§ **WRITTEN PROBLEM**
Exclude the pictures, then quote exactly the lines from the one holding "Transcribe the text in this document." through the last line of the records.

─── DATA PROVIDED

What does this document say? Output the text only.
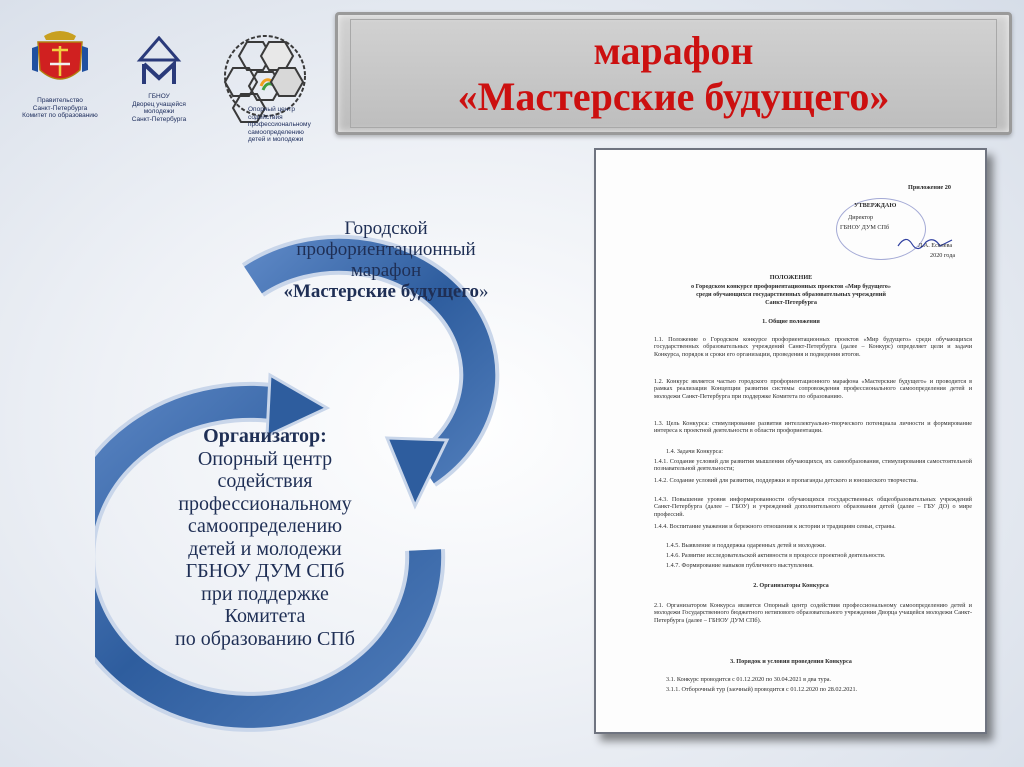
Правительство
Санкт-Петербурга
Комитет по образованию
ГБНОУ
Дворец учащейся молодежи
Санкт-Петербурга
Опорный центр содействия
профессиональному
самоопределению
детей и молодежи
марафон
«Мастерские будущего»
Городской
профориентационный
марафон
«Мастерские будущего»
Организатор:
Опорный центр
содействия
профессиональному
самоопределению
детей и молодежи
ГБНОУ ДУМ СПб
при поддержке
Комитета
по образованию СПб
Приложение 20
УТВЕРЖДАЮ
Директор
ГБНОУ ДУМ СПб
Л.А. Еселева
2020 года
ПОЛОЖЕНИЕ
о Городском конкурсе профориентационных проектов «Мир будущего»
среди обучающихся государственных образовательных учреждений
Санкт-Петербурга
1. Общие положения
1.1. Положение о Городском конкурсе профориентационных проектов «Мир будущего» среди обучающихся государственных образовательных учреждений Санкт-Петербурга (далее – Конкурс) определяет цели и задачи Конкурса, порядок и сроки его организации, проведения и подведения итогов.
1.2. Конкурс является частью городского профориентационного марафона «Мастерские будущего» и проводится в рамках реализации Концепции развития системы сопровождения профессионального самоопределения детей и молодежи Санкт-Петербурга при поддержке Комитета по образованию.
1.3. Цель Конкурса: стимулирование развития интеллектуально-творческого потенциала личности и формирование интереса к проектной деятельности в области профориентации.
1.4. Задачи Конкурса:
1.4.1. Создание условий для развития мышления обучающихся, их самообразования, стимулирования самостоятельной познавательной деятельности;
1.4.2. Создание условий для развития, поддержки и пропаганды детского и юношеского творчества.
1.4.3. Повышение уровня информированности обучающихся государственных общеобразовательных учреждений Санкт-Петербурга (далее – ГБОУ) и учреждений дополнительного образования детей (далее – ГБУ ДО) о мире профессий.
1.4.4. Воспитание уважения и бережного отношения к истории и традициям семьи, страны.
1.4.5. Выявление и поддержка одаренных детей и молодежи.
1.4.6. Развитие исследовательской активности в процессе проектной деятельности.
1.4.7. Формирование навыков публичного выступления.
2. Организаторы Конкурса
2.1. Организатором Конкурса является Опорный центр содействия профессиональному самоопределению детей и молодежи Государственного бюджетного нетипового образовательного учреждения Дворца учащейся молодежи Санкт-Петербурга (далее – ГБНОУ ДУМ СПб).
3. Порядок и условия проведения Конкурса
3.1. Конкурс проводится с 01.12.2020 по 30.04.2021 в два тура.
3.1.1. Отборочный тур (заочный) проводится с 01.12.2020 по 28.02.2021.
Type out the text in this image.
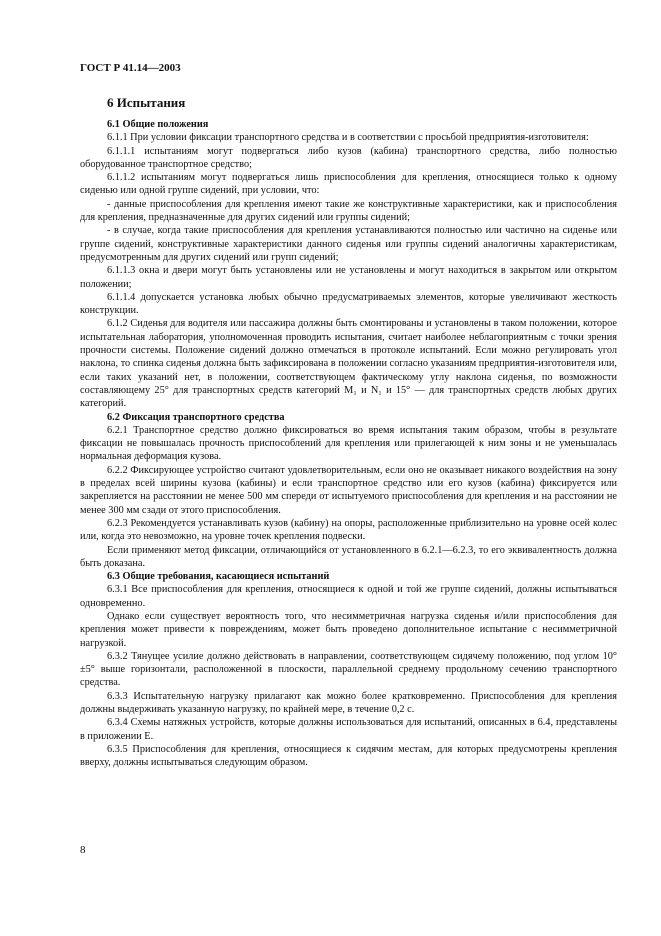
ГОСТ Р 41.14—2003
6 Испытания

6.1 Общие положения

6.1.1 При условии фиксации транспортного средства и в соответствии с просьбой предприятия-изготовителя:

6.1.1.1 испытаниям могут подвергаться либо кузов (кабина) транспортного средства, либо полностью оборудованное транспортное средство;

6.1.1.2 испытаниям могут подвергаться лишь приспособления для крепления, относящиеся только к одному сиденью или одной группе сидений, при условии, что:

- данные приспособления для крепления имеют такие же конструктивные характеристики, как и приспособления для крепления, предназначенные для других сидений или группы сидений;

- в случае, когда такие приспособления для крепления устанавливаются полностью или частично на сиденье или группе сидений, конструктивные характеристики данного сиденья или группы сидений аналогичны характеристикам, предусмотренным для других сидений или групп сидений;

6.1.1.3 окна и двери могут быть установлены или не установлены и могут находиться в закрытом или открытом положении;

6.1.1.4 допускается установка любых обычно предусматриваемых элементов, которые увеличивают жесткость конструкции.

6.1.2 Сиденья для водителя или пассажира должны быть смонтированы и установлены в таком положении, которое испытательная лаборатория, уполномоченная проводить испытания, считает наиболее неблагоприятным с точки зрения прочности системы. Положение сидений должно отмечаться в протоколе испытаний. Если можно регулировать угол наклона, то спинка сиденья должна быть зафиксирована в положении согласно указаниям предприятия-изготовителя или, если таких указаний нет, в положении, соответствующем фактическому углу наклона сиденья, по возможности составляющему 25° для транспортных средств категорий M₁ и N₁ и 15° — для транспортных средств любых других категорий.

6.2 Фиксация транспортного средства

6.2.1 Транспортное средство должно фиксироваться во время испытания таким образом, чтобы в результате фиксации не повышалась прочность приспособлений для крепления или прилегающей к ним зоны и не уменьшалась нормальная деформация кузова.

6.2.2 Фиксирующее устройство считают удовлетворительным, если оно не оказывает никакого воздействия на зону в пределах всей ширины кузова (кабины) и если транспортное средство или его кузов (кабина) фиксируется или закрепляется на расстоянии не менее 500 мм спереди от испытуемого приспособления для крепления и на расстоянии не менее 300 мм сзади от этого приспособления.

6.2.3 Рекомендуется устанавливать кузов (кабину) на опоры, расположенные приблизительно на уровне осей колес или, когда это невозможно, на уровне точек крепления подвески.

Если применяют метод фиксации, отличающийся от установленного в 6.2.1—6.2.3, то его эквивалентность должна быть доказана.

6.3 Общие требования, касающиеся испытаний

6.3.1 Все приспособления для крепления, относящиеся к одной и той же группе сидений, должны испытываться одновременно.

Однако если существует вероятность того, что несимметричная нагрузка сиденья и/или приспособления для крепления может привести к повреждениям, может быть проведено дополнительное испытание с несимметричной нагрузкой.

6.3.2 Тянущее усилие должно действовать в направлении, соответствующем сидячему положению, под углом 10°±5° выше горизонтали, расположенной в плоскости, параллельной среднему продольному сечению транспортного средства.

6.3.3 Испытательную нагрузку прилагают как можно более кратковременно. Приспособления для крепления должны выдерживать указанную нагрузку, по крайней мере, в течение 0,2 с.

6.3.4 Схемы натяжных устройств, которые должны использоваться для испытаний, описанных в 6.4, представлены в приложении Е.

6.3.5 Приспособления для крепления, относящиеся к сидячим местам, для которых предусмотрены крепления вверху, должны испытываться следующим образом.

8
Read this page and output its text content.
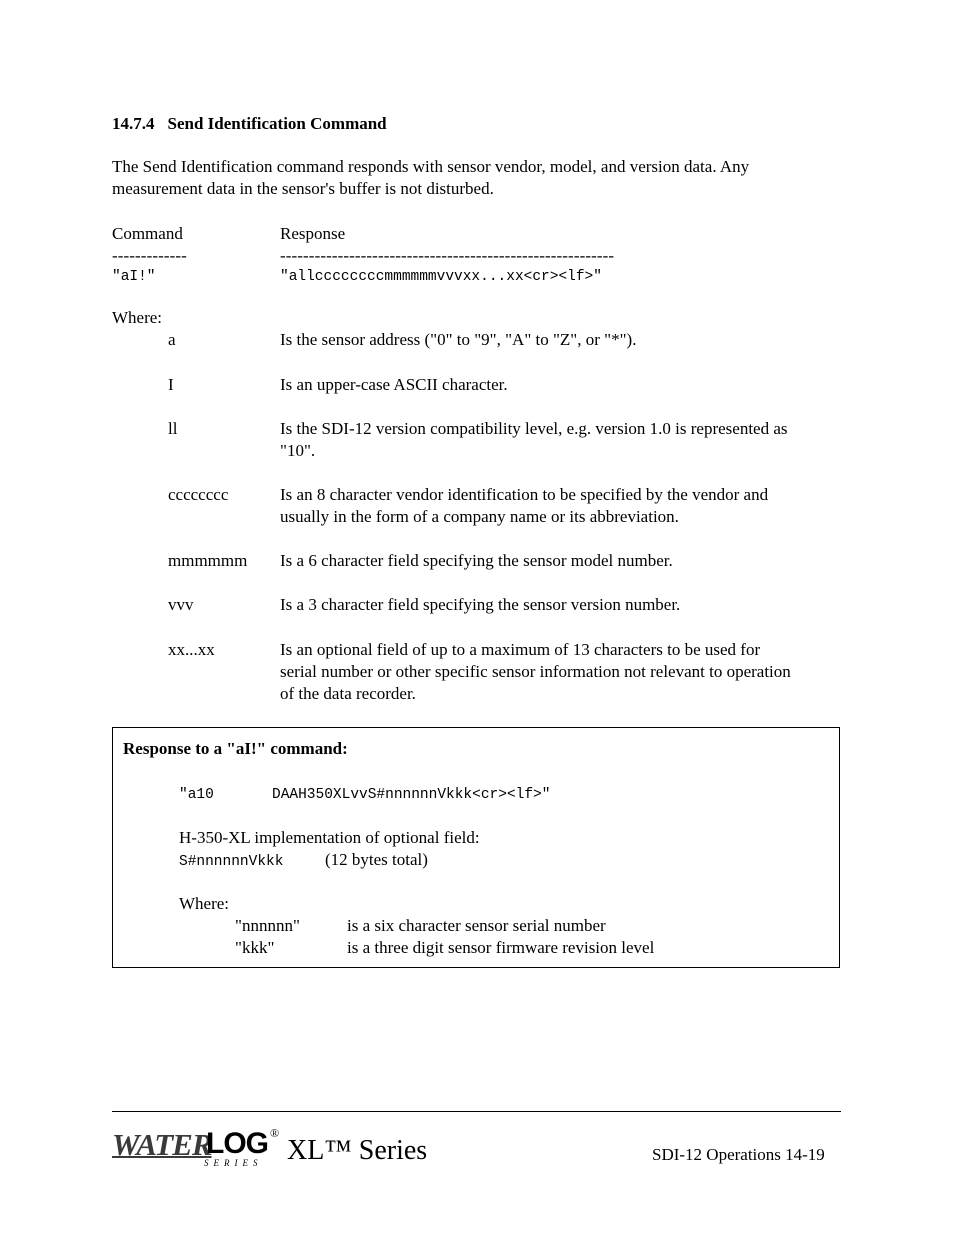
14.7.4 Send Identification Command
The Send Identification command responds with sensor vendor, model, and version data. Any
measurement data in the sensor's buffer is not disturbed.
Command	Response
-------------	----------------------------------------------------------
"aI!"	"allccccccccmmmmmmvvvxx...xx<cr><lf>"
Where:
a	Is the sensor address ("0" to "9", "A" to "Z", or "*").
I	Is an upper-case ASCII character.
ll	Is the SDI-12 version compatibility level, e.g. version 1.0 is represented as
"10".
cccccccc	Is an 8 character vendor identification to be specified by the vendor and
usually in the form of a company name or its abbreviation.
mmmmmm Is a 6 character field specifying the sensor model number.
vvv	Is a 3 character field specifying the sensor version number.
xx...xx	Is an optional field of up to a maximum of 13 characters to be used for
serial number or other specific sensor information not relevant to operation
of the data recorder.
Response to a "aI!" command:
"a10	DAAH350XLvvS#nnnnnnVkkk<cr><lf>"
H-350-XL implementation of optional field:
S#nnnnnnVkkk (12 bytes total)
Where:
"nnnnnn"	is a six character sensor serial number
"kkk"	is a three digit sensor firmware revision level
WATER
LOG ®
SERIES XL™ Series	SDI-12 Operations 14-19
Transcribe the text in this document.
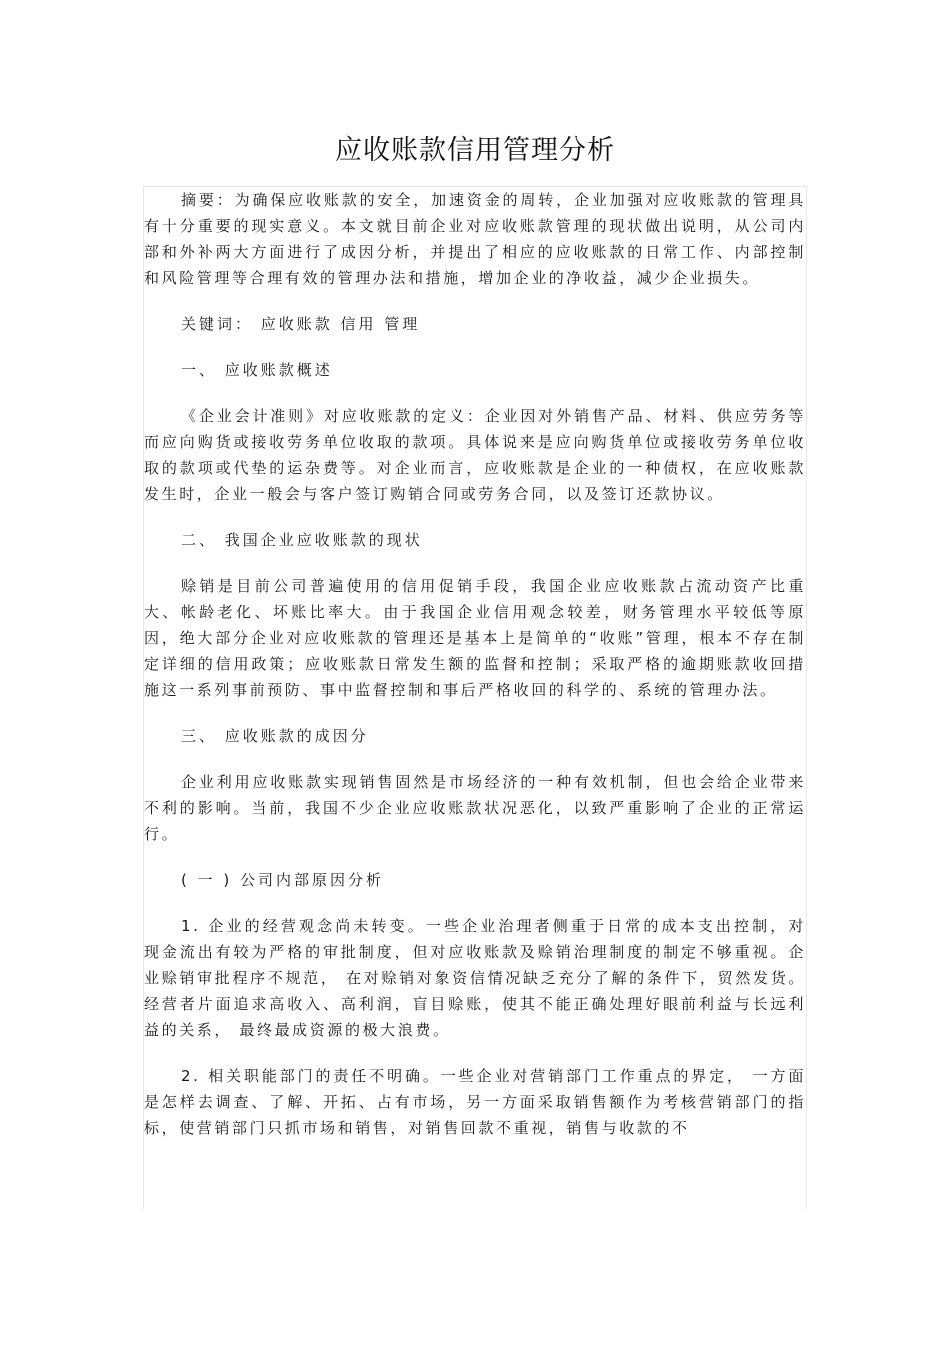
应收账款信用管理分析

摘要：为确保应收账款的安全，加速资金的周转，企业加强对应收账款的管理具有十分重要的现实意义。本文就目前企业对应收账款管理的现状做出说明，从公司内部和外补两大方面进行了成因分析，并提出了相应的应收账款的日常工作、内部控制和风险管理等合理有效的管理办法和措施，增加企业的净收益，减少企业损失。

关键词： 应收账款 信用 管理

一、 应收账款概述

《企业会计准则》对应收账款的定义：企业因对外销售产品、材料、供应劳务等而应向购货或接收劳务单位收取的款项。具体说来是应向购货单位或接收劳务单位收取的款项或代垫的运杂费等。对企业而言，应收账款是企业的一种债权，在应收账款发生时，企业一般会与客户签订购销合同或劳务合同，以及签订还款协议。

二、 我国企业应收账款的现状

赊销是目前公司普遍使用的信用促销手段，我国企业应收账款占流动资产比重大、帐龄老化、坏账比率大。由于我国企业信用观念较差，财务管理水平较低等原因，绝大部分企业对应收账款的管理还是基本上是简单的“收账”管理，根本不存在制定详细的信用政策；应收账款日常发生额的监督和控制；采取严格的逾期账款收回措施这一系列事前预防、事中监督控制和事后严格收回的科学的、系统的管理办法。

三、 应收账款的成因分

企业利用应收账款实现销售固然是市场经济的一种有效机制，但也会给企业带来不利的影响。当前，我国不少企业应收账款状况恶化，以致严重影响了企业的正常运行。

( 一 ) 公司内部原因分析

1. 企业的经营观念尚未转变。一些企业治理者侧重于日常的成本支出控制，对现金流出有较为严格的审批制度，但对应收账款及赊销治理制度的制定不够重视。企业赊销审批程序不规范， 在对赊销对象资信情况缺乏充分了解的条件下，贸然发货。经营者片面追求高收入、高利润，盲目赊账，使其不能正确处理好眼前利益与长远利益的关系， 最终最成资源的极大浪费。

2. 相关职能部门的责任不明确。一些企业对营销部门工作重点的界定， 一方面是怎样去调查、了解、开拓、占有市场，另一方面采取销售额作为考核营销部门的指标，使营销部门只抓市场和销售，对销售回款不重视，销售与收款的不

──────

§ **TASK RESULT**
Transcribe the text in this document.
应收账款信用管理分析

摘要：为确保应收账款的安全，加速资金的周转，企业加强对应收账款的管理具有十分重要的现实意义。本文就目前企业对应收账款管理的现状做出说明，从公司内部和外补两大方面进行了成因分析，并提出了相应的应收账款的日常工作、内部控制和风险管理等合理有效的管理办法和措施，增加企业的净收益，减少企业损失。

关键词： 应收账款 信用 管理

一、 应收账款概述

《企业会计准则》对应收账款的定义：企业因对外销售产品、材料、供应劳务等而应向购货或接收劳务单位收取的款项。具体说来是应向购货单位或接收劳务单位收取的款项或代垫的运杂费等。对企业而言，应收账款是企业的一种债权，在应收账款发生时，企业一般会与客户签订购销合同或劳务合同，以及签订还款协议。

二、 我国企业应收账款的现状

赊销是目前公司普遍使用的信用促销手段，我国企业应收账款占流动资产比重大、帐龄老化、坏账比率大。由于我国企业信用观念较差，财务管理水平较低等原因，绝大部分企业对应收账款的管理还是基本上是简单的“收账”管理，根本不存在制定详细的信用政策；应收账款日常发生额的监督和控制；采取严格的逾期账款收回措施这一系列事前预防、事中监督控制和事后严格收回的科学的、系统的管理办法。

三、 应收账款的成因分

企业利用应收账款实现销售固然是市场经济的一种有效机制，但也会给企业带来不利的影响。当前，我国不少企业应收账款状况恶化，以致严重影响了企业的正常运行。

( 一 ) 公司内部原因分析

1. 企业的经营观念尚未转变。一些企业治理者侧重于日常的成本支出控制，对现金流出有较为严格的审批制度，但对应收账款及赊销治理制度的制定不够重视。企业赊销审批程序不规范， 在对赊销对象资信情况缺乏充分了解的条件下，贸然发货。经营者片面追求高收入、高利润，盲目赊账，使其不能正确处理好眼前利益与长远利益的关系， 最终最成资源的极大浪费。

2. 相关职能部门的责任不明确。一些企业对营销部门工作重点的界定， 一方面是怎样去调查、了解、开拓、占有市场，另一方面采取销售额作为考核营销部门的指标，使营销部门只抓市场和销售，对销售回款不重视，销售与收款的不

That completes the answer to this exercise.